Written task>
Check each line of the records for "сетей"; collect those that have it.

(Data records)
__________________________________________________

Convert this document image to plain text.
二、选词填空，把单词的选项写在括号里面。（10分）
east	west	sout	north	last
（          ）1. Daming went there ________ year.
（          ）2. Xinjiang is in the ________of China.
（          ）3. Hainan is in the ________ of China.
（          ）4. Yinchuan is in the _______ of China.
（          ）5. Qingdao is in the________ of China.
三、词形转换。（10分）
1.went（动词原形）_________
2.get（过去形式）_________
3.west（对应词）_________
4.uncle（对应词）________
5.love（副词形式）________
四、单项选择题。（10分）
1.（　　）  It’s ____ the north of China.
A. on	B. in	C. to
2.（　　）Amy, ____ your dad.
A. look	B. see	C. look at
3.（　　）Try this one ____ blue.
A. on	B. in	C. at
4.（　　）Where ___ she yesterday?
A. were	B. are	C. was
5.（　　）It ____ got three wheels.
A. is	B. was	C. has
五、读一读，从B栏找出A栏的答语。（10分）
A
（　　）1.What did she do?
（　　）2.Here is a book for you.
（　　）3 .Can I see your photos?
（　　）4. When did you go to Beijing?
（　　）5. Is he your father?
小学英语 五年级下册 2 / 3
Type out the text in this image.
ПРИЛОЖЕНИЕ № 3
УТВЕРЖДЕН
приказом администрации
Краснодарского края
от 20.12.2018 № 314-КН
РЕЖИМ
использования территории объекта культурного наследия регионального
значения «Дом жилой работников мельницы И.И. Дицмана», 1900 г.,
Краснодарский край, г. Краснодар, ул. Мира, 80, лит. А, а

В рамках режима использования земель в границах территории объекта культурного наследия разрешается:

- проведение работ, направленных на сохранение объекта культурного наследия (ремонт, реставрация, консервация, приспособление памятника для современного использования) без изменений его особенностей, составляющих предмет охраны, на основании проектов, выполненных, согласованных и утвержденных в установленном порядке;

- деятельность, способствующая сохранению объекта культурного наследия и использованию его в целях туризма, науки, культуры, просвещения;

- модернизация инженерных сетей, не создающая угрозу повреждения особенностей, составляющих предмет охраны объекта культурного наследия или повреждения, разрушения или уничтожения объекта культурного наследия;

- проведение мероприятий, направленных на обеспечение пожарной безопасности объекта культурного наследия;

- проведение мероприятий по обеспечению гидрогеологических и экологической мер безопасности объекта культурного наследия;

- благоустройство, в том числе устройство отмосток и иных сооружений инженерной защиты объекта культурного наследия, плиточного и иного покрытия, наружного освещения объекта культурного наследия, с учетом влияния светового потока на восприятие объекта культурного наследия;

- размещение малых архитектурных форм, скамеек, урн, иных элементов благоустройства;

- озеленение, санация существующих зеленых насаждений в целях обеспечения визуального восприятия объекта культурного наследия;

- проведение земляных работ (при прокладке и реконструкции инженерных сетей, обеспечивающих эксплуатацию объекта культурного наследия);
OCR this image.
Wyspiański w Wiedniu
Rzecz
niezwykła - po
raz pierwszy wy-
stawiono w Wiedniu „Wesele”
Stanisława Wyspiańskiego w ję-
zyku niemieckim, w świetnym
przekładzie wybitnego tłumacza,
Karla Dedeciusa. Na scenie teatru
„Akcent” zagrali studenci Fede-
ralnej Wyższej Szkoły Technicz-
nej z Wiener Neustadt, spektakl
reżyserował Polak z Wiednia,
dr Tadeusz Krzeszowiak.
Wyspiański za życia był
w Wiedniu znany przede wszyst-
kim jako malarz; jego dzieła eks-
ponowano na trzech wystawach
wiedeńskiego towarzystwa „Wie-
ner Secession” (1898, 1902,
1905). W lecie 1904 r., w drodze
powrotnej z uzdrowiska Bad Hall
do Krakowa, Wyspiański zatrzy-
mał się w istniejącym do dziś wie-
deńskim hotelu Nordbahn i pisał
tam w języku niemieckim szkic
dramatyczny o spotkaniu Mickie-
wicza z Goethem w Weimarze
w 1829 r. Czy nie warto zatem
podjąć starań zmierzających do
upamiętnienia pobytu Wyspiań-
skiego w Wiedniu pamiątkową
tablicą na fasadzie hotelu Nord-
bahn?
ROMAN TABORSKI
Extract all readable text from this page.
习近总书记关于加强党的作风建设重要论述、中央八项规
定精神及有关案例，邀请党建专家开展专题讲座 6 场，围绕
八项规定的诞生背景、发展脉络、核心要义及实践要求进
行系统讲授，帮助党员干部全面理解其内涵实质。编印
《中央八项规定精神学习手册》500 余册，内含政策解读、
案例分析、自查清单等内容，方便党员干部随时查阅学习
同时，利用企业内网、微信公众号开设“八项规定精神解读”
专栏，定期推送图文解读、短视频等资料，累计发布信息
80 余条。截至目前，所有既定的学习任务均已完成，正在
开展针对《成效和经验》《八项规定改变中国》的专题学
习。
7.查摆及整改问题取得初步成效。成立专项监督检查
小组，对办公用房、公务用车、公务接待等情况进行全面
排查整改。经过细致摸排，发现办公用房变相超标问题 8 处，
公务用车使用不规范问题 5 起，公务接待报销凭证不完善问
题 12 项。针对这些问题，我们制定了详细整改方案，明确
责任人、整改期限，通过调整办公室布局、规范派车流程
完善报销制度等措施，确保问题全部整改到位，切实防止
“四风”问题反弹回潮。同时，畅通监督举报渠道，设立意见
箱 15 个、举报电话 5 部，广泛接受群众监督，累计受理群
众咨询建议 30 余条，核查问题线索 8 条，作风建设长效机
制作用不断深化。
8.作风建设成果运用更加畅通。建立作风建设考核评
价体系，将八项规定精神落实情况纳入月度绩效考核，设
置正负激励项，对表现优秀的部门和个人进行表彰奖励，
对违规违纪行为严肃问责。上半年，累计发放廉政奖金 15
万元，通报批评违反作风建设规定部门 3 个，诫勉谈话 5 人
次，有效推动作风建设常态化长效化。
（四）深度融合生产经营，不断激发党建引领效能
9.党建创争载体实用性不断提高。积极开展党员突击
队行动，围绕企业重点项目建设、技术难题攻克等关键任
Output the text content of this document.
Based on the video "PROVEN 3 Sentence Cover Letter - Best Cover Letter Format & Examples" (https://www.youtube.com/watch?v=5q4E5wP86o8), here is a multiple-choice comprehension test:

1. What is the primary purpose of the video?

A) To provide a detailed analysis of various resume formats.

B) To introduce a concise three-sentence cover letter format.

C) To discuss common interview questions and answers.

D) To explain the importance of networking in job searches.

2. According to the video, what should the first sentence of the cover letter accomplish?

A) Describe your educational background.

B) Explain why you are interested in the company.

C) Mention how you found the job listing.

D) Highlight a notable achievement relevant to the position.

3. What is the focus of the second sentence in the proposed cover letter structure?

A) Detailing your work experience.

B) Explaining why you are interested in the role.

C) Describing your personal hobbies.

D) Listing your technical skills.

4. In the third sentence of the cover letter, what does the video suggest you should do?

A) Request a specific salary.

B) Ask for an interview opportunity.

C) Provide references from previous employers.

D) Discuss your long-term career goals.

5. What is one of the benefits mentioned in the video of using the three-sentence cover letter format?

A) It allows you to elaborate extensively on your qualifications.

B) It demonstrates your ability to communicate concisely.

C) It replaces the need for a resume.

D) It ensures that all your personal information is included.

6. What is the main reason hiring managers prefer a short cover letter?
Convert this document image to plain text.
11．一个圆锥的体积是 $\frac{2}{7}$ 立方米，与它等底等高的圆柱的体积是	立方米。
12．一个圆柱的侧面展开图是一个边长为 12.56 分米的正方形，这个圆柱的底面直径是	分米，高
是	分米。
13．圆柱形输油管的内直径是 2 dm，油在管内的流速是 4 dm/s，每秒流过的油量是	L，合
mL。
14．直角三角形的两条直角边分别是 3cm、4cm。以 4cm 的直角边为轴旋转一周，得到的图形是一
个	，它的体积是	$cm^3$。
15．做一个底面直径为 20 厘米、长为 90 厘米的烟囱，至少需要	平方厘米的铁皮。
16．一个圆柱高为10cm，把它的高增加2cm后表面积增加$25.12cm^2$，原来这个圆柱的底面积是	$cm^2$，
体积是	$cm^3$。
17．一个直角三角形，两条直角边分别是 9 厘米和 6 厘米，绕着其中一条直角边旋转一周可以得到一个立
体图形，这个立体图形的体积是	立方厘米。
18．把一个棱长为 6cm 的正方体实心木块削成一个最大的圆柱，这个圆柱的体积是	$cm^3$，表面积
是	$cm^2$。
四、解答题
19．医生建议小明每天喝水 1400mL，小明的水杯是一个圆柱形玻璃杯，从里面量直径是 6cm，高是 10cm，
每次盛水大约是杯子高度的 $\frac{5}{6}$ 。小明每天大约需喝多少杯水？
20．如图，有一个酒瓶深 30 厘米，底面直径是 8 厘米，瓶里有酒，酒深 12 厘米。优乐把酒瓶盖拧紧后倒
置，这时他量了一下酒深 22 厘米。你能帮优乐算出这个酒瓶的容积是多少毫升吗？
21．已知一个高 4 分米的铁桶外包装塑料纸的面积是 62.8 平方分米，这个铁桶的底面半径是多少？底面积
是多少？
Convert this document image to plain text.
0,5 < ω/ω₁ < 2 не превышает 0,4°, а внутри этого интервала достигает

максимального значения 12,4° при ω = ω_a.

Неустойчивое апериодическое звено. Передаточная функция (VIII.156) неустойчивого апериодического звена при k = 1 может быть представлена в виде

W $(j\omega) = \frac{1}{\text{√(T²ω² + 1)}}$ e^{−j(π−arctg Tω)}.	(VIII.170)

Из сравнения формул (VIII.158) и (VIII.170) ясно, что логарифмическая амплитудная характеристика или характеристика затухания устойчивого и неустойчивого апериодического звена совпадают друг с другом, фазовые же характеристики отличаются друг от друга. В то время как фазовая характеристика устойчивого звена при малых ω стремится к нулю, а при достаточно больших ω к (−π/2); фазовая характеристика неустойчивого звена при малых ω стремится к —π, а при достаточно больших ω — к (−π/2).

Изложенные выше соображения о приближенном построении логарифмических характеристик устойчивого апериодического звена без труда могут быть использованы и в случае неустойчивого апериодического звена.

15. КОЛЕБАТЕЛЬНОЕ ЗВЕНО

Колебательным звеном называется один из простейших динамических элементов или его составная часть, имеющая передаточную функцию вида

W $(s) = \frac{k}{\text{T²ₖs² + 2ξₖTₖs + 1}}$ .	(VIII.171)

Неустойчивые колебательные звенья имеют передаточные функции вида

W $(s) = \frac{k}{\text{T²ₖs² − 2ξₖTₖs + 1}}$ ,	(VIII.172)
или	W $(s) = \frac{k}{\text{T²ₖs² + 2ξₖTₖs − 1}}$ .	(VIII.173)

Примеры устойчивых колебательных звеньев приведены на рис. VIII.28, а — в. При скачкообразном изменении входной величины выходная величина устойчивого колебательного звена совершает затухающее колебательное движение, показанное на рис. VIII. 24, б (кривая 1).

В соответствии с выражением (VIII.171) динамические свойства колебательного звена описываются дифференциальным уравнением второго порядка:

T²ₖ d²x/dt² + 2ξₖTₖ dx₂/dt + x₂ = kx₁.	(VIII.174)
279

__________________________________________________

Full output>
- модернизация инженерных сетей, не создающая угрозу повреждения особенностей, составляющих предмет охраны объекта культурного наследия или повреждения, разрушения или уничтожения объекта культурного наследия;
- проведение земляных работ (при прокладке и реконструкции инженерных сетей, обеспечивающих эксплуатацию объекта культурного наследия);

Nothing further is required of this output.